> [Compito assegnato 1]: Aggiorna il testo sul volontariato d'impresa: riscrivi tutto, da "Sì. Secondo le" giù fino a "cento dei casi).", mettendo "indagini" al posto di "rilevazioni".
> [Compito assegnato 2]: Prosegui il testo sul volontariato d'impresa, cominciando subito dopo l'ultima frase riportata.

> [Estratto del documento]:
==========
Volontariato d’impresa: ossimoro o opportunità per tutti?

scritto da il 01 Marzo 2021

Post di Eleonora Maglia, giornalista. Eleonora svolge attività di ricerca e pubblicazione per il Centro di documentazione Luigi Einaudi di Torino –

L’insieme dei progetti con cui le aziende supportano in prima persona le Organizzazioni no profit o le comunità locali, attraverso donazioni in denaro o donazioni di beni oppure donazione di tempo e di competenze dei propri collaboratori, prende il nome di Volontariato d’Impresa, che in sé pare un ossimoro: possono le aziende, storicamente intese come strutture orientate al mero profitto, occuparsi di altro da sé e, per di più, in logica di gratuità?

Sì. Secondo le rilevazioni sul tema anche in Italia sono effettivamente presenti alcune sperimentazioni di questo tipo. Dall’analisi di un campione di aziende italiane di diverse dimensioni, rappresentative di oltre il 9% del PIL e di 255.000 dipendenti (Fondazione Sodalitas, 2019), risulta ad esempio che oltre la metà promuove attività di Volontariato d’Impresa in modo consolidato (da almeno 3-4 anni nel 70 per cento dei casi), soprattutto a favore dell’ambiente (44 per cento dei casi).
==========
> [Voci dei dati]:
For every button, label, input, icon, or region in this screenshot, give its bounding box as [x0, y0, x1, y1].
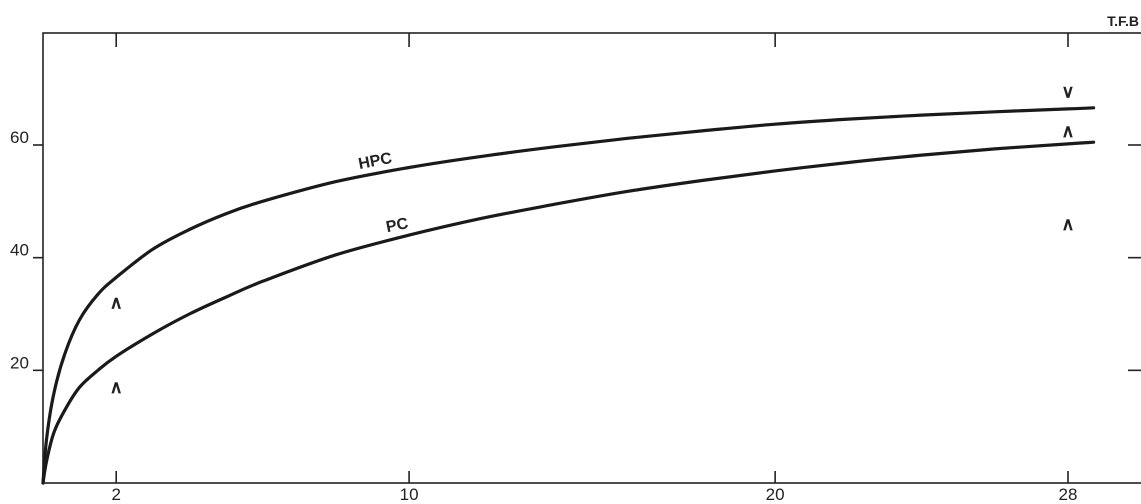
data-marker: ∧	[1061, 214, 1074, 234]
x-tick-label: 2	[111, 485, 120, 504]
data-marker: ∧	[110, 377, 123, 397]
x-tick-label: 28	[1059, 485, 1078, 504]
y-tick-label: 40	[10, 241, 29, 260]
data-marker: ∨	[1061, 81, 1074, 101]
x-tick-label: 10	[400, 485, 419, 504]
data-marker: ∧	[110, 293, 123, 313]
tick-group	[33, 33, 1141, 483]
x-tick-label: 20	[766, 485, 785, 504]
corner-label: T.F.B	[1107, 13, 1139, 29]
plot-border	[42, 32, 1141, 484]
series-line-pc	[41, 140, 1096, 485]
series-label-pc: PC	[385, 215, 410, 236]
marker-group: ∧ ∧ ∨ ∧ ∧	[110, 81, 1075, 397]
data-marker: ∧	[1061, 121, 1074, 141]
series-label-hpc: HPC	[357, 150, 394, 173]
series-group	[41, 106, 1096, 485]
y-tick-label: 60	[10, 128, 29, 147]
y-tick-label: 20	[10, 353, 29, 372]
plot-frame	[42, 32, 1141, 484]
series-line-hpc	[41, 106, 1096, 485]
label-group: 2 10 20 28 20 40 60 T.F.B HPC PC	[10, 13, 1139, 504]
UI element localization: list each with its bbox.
==========
> [Risultato 1]:
Sì. Secondo le indagini sul tema anche in Italia sono effettivamente presenti alcune sperimentazioni di questo tipo. Dall’analisi di un campione di aziende italiane di diverse dimensioni, rappresentative di oltre il 9% del PIL e di 255.000 dipendenti (Fondazione Sodalitas, 2019), risulta ad esempio che oltre la metà promuove attività di Volontariato d’Impresa in modo consolidato (da almeno 3-4 anni nel 70 per cento dei casi), soprattutto a favore dell’ambiente (44 per cento dei casi).

> [Risultato 2]:
I progetti sono gestiti prioritariamente dalla funzione Corporate Social Responsibility (38 per cento dei casi) e dalla funzione Risorse umane (21 per cento dei casi), ma sono anche i dipendenti stessi e le Organizzazioni non-profit a proporre e stimolare le iniziative di Volontariato d’impresa (27 per cento dei casi). Nelle singoli fasi, prevale il ruolo delle Organizzazioni non-profit per la progettazione (56 per cento) e delle imprese nell’attuazione (50 per cento) e nella valutazione (67 per cento).

I target perseguiti con i progetti di Volontariato d’Impresa sono molteplici (infanzia, giovani, persone con disabilità o in condizione di fragilità materiale) per i quali le aziende mettono a perlopiù a disposizione tempo retribuito (questa è la modalità utilizzata nell’86 per cento dei casi), ma forniscono anche risorse economiche (65 per cento dei casi), prodotti (51 per cento) o spazi e strutture (34 per cento). Tra le formule utilizzate prevale il Volontariato in team (59 per cento dei casi), il Volontariato di competenza occasionale (44 per cento) e il Volontariato per svolgere attività di fundraising (30 per cento).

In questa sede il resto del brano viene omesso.